◆ MATERIALS PROVIDED ◆

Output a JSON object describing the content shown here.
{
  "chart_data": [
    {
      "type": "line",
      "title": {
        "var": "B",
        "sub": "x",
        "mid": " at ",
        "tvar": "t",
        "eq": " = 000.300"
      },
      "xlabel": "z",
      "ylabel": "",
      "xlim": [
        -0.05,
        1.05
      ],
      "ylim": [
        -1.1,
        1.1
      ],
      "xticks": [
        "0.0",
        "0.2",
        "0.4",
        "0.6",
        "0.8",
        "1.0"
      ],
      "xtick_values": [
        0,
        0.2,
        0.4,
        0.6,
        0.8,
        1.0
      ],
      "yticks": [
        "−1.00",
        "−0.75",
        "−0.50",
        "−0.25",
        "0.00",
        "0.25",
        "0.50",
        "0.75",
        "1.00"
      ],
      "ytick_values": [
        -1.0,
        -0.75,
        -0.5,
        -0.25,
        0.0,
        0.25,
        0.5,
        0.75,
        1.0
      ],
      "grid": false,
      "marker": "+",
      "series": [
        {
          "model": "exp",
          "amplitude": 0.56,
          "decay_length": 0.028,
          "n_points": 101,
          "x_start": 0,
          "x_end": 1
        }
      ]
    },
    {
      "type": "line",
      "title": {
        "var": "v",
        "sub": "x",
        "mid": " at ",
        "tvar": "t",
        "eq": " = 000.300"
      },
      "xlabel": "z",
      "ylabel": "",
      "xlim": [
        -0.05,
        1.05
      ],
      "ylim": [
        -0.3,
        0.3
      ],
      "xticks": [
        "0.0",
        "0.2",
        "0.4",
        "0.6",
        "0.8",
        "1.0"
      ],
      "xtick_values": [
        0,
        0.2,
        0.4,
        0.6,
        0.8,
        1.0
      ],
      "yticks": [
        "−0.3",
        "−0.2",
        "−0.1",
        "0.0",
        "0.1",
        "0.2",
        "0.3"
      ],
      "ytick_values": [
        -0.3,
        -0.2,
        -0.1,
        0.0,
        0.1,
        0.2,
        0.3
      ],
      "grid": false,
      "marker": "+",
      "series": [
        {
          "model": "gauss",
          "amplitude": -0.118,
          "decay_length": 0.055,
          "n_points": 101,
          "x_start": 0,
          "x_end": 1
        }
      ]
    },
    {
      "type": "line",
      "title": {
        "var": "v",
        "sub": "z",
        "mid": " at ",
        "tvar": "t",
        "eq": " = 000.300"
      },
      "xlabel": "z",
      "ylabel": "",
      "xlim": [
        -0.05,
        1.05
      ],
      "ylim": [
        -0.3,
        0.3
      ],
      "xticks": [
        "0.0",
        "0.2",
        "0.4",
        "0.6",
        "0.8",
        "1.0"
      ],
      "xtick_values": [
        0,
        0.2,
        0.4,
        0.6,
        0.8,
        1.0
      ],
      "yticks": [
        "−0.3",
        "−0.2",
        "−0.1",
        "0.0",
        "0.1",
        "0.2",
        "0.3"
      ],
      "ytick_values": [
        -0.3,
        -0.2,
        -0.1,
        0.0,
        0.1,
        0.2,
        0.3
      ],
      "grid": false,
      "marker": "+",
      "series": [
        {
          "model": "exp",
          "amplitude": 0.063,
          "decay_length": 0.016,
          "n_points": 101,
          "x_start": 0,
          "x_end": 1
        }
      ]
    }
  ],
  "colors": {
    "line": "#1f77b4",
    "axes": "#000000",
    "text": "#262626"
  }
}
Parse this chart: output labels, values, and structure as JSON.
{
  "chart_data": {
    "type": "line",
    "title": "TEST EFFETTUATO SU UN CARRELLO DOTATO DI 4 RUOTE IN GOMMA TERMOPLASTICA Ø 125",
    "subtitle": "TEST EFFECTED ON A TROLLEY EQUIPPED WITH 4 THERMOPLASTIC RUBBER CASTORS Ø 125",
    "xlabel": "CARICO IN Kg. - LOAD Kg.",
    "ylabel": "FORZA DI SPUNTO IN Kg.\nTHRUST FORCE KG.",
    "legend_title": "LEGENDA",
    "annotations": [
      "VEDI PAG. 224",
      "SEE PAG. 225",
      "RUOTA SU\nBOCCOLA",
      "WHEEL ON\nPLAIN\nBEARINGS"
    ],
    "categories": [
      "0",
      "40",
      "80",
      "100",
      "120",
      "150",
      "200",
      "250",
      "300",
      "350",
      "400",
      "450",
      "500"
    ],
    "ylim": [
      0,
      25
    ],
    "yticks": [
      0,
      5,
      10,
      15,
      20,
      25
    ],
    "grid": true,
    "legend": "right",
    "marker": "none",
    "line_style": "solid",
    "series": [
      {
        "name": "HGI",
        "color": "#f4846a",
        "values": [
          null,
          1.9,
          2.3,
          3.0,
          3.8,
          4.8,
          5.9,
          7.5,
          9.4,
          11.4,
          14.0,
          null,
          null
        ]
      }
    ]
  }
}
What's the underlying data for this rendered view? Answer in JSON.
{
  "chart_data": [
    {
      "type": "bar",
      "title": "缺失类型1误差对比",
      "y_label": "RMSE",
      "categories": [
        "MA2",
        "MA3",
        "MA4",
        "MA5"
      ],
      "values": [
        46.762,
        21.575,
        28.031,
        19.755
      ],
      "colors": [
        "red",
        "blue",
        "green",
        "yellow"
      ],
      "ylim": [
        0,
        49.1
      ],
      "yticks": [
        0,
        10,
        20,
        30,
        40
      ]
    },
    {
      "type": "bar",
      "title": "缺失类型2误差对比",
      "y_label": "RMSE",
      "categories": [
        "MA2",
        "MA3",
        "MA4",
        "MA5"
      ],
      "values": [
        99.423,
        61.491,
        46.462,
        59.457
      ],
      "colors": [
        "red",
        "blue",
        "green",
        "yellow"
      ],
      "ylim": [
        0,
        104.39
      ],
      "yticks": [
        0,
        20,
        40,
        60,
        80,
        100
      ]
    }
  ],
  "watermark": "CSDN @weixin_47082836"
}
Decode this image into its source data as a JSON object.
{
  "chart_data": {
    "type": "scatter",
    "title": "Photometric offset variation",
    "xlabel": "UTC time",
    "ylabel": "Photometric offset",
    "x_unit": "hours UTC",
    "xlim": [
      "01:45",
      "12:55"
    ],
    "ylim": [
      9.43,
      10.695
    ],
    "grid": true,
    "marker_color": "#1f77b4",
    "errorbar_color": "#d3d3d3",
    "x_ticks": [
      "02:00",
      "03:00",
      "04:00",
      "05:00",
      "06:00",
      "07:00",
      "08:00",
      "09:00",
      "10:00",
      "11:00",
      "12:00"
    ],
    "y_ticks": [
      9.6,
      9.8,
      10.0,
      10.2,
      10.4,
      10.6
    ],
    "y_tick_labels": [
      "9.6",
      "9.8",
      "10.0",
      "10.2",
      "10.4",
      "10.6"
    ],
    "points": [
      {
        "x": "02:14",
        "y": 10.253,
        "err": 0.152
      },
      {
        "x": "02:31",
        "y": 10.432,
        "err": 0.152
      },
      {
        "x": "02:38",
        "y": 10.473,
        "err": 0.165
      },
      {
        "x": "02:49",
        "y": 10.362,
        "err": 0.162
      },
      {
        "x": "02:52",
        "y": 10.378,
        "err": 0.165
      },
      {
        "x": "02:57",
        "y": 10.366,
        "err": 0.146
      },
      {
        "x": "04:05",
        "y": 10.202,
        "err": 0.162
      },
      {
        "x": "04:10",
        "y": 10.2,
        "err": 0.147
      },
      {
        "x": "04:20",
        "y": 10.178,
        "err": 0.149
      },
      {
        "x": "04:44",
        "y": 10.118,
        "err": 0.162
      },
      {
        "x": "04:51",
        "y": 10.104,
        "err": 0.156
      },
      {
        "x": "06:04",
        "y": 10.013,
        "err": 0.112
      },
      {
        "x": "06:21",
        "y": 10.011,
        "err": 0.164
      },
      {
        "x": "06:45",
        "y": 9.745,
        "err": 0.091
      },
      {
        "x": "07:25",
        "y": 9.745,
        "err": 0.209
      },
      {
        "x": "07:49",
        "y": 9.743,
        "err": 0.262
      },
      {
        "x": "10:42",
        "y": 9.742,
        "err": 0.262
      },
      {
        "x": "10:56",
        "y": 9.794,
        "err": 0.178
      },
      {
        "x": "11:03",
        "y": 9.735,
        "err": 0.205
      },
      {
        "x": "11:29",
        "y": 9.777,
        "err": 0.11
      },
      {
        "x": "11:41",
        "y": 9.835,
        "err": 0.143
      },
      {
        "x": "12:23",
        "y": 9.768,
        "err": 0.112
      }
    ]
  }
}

◆ SHORT TASK ◆
In the entries above, find each line with the word "JSON" and copy it.

◆ TASK ANSWER ◆
Output a JSON object describing the content shown here.
Parse this chart: output labels, values, and structure as JSON.
What's the underlying data for this rendered view? Answer in JSON.
Decode this image into its source data as a JSON object.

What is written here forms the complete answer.